*Instructions to follow*. Copy out the lines word for word, from the first line of the records up to and including the line containing "header: ☰ Prepare".

*Records for the task*.
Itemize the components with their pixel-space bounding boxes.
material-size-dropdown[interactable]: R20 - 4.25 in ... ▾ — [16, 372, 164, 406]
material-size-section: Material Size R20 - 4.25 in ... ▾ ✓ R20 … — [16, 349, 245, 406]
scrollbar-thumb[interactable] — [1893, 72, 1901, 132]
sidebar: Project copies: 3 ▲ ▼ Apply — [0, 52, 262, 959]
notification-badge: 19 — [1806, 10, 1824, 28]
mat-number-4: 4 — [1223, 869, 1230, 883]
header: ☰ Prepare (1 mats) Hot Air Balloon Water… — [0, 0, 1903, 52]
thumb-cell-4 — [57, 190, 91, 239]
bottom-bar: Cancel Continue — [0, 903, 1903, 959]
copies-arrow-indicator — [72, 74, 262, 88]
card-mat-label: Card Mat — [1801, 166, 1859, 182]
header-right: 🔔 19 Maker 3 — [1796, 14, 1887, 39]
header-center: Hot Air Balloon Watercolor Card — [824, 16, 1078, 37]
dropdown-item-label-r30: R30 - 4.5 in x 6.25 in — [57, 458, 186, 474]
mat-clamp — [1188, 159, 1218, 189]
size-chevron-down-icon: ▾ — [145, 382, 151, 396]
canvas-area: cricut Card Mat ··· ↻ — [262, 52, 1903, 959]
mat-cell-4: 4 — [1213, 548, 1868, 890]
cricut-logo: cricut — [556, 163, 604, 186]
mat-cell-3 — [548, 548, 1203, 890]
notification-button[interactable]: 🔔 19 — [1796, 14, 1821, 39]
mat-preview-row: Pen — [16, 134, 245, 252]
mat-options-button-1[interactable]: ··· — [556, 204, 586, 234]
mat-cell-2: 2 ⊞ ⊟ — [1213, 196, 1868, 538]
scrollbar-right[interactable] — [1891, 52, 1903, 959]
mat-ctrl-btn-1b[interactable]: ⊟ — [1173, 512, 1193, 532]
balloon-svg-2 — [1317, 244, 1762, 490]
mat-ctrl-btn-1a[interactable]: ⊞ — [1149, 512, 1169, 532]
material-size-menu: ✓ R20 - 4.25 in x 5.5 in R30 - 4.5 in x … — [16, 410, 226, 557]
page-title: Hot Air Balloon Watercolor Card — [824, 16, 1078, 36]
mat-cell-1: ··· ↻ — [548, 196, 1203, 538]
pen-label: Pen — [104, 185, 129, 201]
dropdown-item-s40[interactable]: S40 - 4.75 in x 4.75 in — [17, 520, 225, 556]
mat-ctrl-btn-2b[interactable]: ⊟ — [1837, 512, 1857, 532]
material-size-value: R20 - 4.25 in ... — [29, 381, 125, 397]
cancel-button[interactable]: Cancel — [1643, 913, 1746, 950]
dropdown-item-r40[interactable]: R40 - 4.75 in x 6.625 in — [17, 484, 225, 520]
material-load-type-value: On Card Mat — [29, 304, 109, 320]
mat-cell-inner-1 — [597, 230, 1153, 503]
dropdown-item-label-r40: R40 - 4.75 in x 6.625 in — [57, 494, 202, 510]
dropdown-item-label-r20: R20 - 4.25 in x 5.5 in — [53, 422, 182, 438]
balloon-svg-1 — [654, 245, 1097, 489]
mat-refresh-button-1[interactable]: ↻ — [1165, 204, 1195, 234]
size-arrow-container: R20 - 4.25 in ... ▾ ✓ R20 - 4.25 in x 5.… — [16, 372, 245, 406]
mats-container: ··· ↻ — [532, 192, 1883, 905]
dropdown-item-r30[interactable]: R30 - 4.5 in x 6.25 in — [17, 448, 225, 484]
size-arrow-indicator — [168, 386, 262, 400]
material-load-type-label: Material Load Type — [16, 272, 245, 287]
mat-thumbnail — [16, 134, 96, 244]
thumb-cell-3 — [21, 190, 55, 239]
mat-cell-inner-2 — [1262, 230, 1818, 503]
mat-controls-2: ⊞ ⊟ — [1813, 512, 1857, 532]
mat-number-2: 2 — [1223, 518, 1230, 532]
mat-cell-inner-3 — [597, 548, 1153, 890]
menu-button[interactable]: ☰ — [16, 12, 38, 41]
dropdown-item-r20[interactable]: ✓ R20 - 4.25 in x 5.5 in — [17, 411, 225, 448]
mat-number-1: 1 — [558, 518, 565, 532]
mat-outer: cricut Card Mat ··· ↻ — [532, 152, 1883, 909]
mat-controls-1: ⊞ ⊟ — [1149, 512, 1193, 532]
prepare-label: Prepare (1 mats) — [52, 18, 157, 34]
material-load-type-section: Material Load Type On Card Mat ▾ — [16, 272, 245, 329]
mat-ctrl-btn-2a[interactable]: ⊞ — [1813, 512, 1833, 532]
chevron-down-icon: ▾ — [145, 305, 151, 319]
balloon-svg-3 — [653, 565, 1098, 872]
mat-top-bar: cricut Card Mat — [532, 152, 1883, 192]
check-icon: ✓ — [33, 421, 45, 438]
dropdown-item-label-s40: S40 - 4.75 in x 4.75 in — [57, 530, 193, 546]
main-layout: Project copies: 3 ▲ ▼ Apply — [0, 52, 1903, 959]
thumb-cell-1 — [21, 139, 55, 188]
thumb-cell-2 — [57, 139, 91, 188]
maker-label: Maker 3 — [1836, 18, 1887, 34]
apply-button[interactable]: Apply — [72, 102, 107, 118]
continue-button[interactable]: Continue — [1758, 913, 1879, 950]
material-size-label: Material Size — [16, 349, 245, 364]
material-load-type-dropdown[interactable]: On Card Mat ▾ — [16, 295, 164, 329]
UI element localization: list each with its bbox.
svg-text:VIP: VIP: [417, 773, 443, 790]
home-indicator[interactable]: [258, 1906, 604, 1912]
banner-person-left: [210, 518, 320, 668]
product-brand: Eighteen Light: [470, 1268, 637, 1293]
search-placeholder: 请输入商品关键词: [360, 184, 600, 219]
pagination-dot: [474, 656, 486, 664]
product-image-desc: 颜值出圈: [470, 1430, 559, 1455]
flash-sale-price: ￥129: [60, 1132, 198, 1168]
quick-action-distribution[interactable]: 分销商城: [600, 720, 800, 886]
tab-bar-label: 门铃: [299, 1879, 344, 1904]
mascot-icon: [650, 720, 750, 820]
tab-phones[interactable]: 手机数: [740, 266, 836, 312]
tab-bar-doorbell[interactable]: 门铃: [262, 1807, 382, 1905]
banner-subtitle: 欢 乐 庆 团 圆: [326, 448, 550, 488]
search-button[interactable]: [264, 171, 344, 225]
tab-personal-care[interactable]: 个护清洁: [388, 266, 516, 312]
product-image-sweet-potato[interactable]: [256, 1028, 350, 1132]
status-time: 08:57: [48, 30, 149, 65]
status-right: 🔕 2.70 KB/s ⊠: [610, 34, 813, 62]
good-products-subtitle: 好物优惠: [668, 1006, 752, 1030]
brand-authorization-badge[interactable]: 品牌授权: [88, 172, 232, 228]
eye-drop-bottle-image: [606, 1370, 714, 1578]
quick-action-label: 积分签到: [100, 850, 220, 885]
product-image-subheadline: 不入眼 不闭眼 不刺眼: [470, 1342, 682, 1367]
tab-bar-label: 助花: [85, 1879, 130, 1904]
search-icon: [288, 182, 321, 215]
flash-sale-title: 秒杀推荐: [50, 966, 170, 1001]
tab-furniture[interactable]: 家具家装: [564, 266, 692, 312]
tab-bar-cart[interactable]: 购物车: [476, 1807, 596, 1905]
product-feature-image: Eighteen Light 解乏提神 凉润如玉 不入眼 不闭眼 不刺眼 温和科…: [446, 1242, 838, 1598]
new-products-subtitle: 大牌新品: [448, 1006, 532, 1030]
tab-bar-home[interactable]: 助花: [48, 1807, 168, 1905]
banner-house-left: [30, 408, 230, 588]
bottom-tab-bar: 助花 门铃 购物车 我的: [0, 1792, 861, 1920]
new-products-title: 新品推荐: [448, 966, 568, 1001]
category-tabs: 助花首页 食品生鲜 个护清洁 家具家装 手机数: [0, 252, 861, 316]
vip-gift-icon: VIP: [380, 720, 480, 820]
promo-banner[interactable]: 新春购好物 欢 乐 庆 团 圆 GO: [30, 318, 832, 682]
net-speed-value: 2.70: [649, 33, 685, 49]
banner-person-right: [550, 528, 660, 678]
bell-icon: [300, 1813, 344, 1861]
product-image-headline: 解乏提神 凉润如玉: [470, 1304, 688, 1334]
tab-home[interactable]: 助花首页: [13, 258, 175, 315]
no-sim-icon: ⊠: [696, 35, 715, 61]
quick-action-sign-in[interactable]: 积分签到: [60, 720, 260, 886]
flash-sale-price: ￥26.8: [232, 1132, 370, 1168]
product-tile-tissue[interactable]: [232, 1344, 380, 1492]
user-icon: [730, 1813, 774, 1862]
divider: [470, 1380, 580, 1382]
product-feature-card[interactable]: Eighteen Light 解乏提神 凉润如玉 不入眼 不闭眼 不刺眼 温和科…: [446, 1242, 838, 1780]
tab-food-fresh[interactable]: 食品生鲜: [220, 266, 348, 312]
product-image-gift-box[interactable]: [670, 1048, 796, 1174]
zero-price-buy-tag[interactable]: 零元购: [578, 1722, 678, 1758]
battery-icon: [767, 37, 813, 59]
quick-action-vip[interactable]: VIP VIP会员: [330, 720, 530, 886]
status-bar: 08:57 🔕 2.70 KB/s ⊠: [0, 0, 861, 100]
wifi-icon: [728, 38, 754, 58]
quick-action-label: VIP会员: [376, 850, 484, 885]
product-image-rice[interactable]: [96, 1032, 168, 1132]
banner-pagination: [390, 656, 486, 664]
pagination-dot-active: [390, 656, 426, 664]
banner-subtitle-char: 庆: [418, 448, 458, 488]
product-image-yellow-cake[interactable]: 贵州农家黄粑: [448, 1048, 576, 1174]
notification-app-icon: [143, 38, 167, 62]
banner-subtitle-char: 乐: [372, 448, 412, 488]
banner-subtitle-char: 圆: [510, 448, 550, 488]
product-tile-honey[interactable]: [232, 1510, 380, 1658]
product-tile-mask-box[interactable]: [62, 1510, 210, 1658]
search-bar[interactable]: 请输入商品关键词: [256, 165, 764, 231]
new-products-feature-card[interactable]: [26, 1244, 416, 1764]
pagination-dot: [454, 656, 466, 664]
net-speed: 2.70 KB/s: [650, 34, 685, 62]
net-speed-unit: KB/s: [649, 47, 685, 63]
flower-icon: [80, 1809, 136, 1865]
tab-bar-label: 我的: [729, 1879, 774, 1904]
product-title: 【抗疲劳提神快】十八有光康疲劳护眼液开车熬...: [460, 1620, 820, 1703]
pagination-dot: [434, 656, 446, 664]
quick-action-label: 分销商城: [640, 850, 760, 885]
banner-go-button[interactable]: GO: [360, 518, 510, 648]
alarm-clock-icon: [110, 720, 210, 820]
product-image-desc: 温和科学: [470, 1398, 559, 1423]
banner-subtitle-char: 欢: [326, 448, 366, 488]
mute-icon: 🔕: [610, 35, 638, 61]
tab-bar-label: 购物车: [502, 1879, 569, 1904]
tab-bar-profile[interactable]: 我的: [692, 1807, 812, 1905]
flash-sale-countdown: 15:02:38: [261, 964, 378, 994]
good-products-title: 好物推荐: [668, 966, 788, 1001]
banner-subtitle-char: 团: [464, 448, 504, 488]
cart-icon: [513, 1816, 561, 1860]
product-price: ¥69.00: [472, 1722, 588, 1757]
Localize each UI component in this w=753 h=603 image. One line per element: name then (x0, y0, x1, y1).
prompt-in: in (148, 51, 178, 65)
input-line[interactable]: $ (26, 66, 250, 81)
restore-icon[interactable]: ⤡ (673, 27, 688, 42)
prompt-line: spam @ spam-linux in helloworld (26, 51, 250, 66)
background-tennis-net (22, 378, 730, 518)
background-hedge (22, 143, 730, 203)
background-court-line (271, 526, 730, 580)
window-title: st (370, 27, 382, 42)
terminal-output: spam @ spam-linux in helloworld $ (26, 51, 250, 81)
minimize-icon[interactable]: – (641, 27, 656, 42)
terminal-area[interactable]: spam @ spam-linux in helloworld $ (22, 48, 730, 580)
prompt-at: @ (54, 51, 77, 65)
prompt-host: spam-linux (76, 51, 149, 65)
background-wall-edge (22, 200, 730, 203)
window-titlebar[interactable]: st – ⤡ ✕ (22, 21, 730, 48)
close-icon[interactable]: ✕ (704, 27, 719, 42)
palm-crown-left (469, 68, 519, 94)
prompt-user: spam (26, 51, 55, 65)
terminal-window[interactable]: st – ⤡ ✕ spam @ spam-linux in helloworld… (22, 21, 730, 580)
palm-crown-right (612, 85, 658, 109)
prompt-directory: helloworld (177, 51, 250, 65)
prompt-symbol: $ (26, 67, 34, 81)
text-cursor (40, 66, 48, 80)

*Answer to the exercise*.
Itemize the components with their pixel-space bounding boxes.
material-size-dropdown[interactable]: R20 - 4.25 in ... ▾ — [16, 372, 164, 406]
material-size-section: Material Size R20 - 4.25 in ... ▾ ✓ R20 … — [16, 349, 245, 406]
scrollbar-thumb[interactable] — [1893, 72, 1901, 132]
sidebar: Project copies: 3 ▲ ▼ Apply — [0, 52, 262, 959]
notification-badge: 19 — [1806, 10, 1824, 28]
mat-number-4: 4 — [1223, 869, 1230, 883]
header: ☰ Prepare (1 mats) Hot Air Balloon Water… — [0, 0, 1903, 52]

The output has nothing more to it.